─── Records to use

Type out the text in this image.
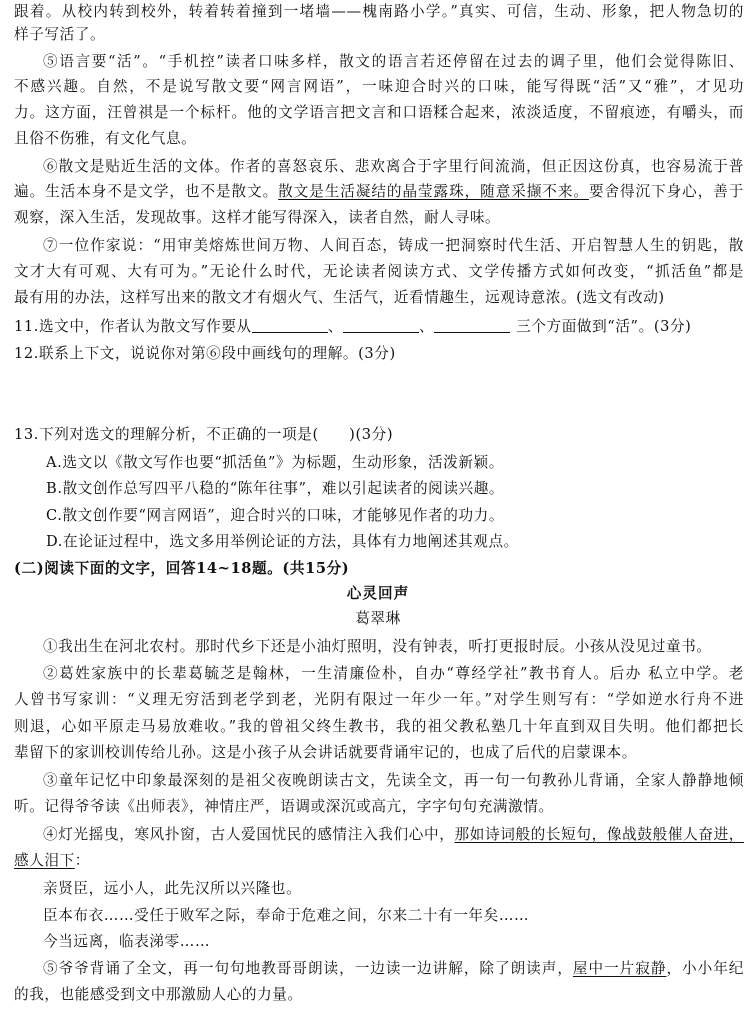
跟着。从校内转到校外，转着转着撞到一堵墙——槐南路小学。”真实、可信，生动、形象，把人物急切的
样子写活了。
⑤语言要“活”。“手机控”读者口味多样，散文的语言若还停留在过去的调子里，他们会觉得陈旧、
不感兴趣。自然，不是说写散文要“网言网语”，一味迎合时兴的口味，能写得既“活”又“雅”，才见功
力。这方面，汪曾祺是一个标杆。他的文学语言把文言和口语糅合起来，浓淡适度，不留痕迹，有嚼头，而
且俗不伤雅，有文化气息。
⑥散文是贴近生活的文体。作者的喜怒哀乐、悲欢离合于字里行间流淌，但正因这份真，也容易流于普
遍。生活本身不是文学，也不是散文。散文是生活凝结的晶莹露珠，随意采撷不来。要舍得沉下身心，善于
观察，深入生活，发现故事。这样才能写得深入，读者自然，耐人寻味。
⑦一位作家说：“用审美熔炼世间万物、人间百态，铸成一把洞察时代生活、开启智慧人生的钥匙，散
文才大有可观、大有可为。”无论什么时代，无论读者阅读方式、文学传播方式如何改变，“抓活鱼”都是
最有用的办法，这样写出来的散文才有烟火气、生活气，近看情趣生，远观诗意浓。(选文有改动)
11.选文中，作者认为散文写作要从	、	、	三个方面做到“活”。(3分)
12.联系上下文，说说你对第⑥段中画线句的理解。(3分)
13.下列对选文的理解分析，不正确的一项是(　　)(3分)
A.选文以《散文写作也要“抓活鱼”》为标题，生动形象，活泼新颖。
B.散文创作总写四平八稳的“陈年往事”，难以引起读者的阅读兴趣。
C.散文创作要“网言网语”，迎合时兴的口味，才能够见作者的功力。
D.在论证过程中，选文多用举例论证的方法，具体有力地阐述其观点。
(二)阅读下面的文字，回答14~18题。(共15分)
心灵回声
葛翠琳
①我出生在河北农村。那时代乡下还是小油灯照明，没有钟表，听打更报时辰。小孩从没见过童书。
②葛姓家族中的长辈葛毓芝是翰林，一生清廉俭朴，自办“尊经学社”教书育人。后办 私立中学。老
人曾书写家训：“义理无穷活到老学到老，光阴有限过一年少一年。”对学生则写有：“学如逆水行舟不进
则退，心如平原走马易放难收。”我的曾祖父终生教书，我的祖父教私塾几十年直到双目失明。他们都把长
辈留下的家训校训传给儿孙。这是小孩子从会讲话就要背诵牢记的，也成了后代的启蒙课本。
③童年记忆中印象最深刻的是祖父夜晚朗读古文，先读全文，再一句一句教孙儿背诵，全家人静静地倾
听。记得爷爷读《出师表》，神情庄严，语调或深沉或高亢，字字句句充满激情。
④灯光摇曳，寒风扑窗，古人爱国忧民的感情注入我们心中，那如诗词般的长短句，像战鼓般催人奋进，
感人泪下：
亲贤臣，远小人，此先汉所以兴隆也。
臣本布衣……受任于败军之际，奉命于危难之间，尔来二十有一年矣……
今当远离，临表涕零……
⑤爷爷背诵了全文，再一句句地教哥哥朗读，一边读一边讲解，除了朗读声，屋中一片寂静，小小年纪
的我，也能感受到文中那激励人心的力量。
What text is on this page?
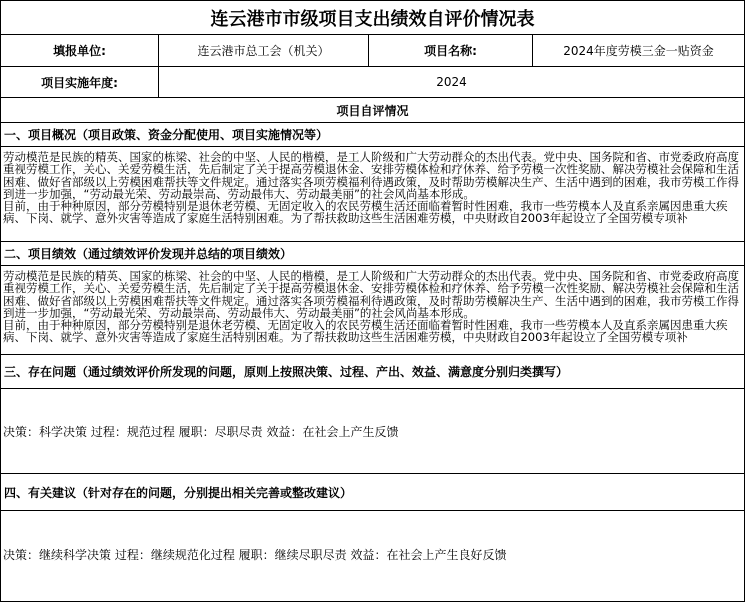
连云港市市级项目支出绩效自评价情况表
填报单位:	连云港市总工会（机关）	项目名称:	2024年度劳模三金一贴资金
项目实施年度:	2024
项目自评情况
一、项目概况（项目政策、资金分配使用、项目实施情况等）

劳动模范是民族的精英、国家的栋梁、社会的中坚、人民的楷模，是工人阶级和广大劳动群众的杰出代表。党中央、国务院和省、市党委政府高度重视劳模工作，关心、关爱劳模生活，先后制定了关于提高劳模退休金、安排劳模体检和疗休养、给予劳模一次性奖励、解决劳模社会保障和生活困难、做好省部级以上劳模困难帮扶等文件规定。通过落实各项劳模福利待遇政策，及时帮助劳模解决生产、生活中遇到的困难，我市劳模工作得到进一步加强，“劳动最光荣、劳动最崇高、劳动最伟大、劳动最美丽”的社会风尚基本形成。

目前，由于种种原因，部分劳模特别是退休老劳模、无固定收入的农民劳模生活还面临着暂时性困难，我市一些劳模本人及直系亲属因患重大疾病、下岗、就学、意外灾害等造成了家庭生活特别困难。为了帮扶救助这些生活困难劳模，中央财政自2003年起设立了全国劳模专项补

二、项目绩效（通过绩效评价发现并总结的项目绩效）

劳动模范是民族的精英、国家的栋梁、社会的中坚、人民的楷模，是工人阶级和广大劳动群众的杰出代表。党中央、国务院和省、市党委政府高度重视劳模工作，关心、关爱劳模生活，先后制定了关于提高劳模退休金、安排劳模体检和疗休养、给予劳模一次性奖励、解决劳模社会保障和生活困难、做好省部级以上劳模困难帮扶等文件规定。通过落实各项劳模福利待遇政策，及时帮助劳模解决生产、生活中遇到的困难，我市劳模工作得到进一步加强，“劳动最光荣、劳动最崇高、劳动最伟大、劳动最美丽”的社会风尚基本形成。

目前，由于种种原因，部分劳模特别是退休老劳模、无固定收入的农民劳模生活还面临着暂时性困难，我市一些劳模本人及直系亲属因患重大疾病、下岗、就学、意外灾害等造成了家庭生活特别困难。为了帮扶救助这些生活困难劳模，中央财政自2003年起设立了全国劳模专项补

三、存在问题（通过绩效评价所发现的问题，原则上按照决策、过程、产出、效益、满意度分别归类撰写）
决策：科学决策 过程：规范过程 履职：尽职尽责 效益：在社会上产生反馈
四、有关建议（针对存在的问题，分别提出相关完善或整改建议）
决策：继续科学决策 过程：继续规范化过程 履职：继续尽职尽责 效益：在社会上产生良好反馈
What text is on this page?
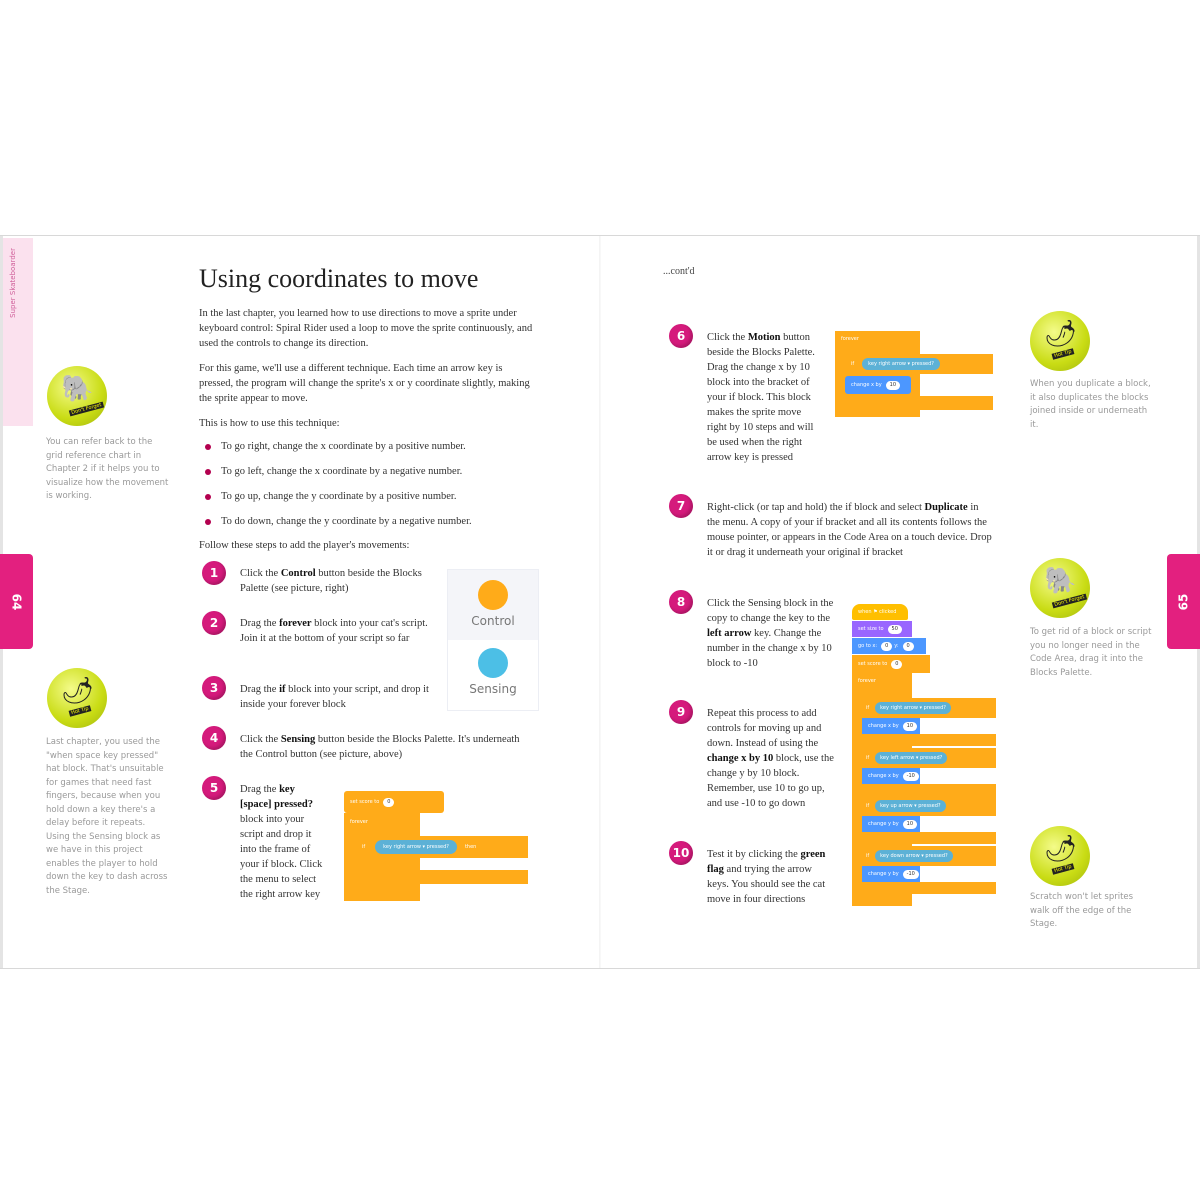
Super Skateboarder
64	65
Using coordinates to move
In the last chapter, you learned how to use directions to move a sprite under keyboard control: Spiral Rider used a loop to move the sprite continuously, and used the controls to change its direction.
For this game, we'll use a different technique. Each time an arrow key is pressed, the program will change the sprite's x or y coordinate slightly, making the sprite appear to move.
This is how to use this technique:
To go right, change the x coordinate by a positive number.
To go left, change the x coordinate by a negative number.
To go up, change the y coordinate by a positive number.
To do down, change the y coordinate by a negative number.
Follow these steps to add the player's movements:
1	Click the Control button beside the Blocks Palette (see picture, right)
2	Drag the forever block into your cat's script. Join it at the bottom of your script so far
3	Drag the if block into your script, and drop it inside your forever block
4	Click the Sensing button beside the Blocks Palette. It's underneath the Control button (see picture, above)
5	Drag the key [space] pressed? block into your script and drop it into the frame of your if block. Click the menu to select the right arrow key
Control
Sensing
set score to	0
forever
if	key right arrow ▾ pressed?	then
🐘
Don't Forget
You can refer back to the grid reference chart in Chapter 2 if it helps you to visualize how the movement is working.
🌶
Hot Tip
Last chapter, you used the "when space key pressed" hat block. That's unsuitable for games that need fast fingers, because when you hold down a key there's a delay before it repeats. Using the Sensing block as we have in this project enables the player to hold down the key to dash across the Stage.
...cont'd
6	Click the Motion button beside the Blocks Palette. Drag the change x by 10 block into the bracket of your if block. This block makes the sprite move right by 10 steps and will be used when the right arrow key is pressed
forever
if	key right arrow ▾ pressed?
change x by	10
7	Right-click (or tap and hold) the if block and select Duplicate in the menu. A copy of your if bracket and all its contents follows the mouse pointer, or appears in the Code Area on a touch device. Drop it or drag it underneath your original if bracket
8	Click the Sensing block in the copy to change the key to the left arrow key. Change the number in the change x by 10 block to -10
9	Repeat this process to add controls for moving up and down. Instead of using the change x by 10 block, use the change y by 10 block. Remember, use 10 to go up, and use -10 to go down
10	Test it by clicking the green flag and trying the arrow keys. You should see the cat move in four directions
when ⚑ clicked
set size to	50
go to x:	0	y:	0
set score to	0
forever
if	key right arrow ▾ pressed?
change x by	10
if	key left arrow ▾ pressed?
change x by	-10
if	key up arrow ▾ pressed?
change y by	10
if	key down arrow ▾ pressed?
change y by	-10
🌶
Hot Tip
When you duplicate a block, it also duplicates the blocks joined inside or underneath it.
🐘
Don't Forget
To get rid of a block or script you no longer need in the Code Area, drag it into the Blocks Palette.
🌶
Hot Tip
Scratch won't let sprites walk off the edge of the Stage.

──────

Work to do
Show each line of the listing that holds the string "inside".

Written solution
3	Drag the if block into your script, and drop it inside your forever block
When you duplicate a block, it also duplicates the blocks joined inside or underneath it.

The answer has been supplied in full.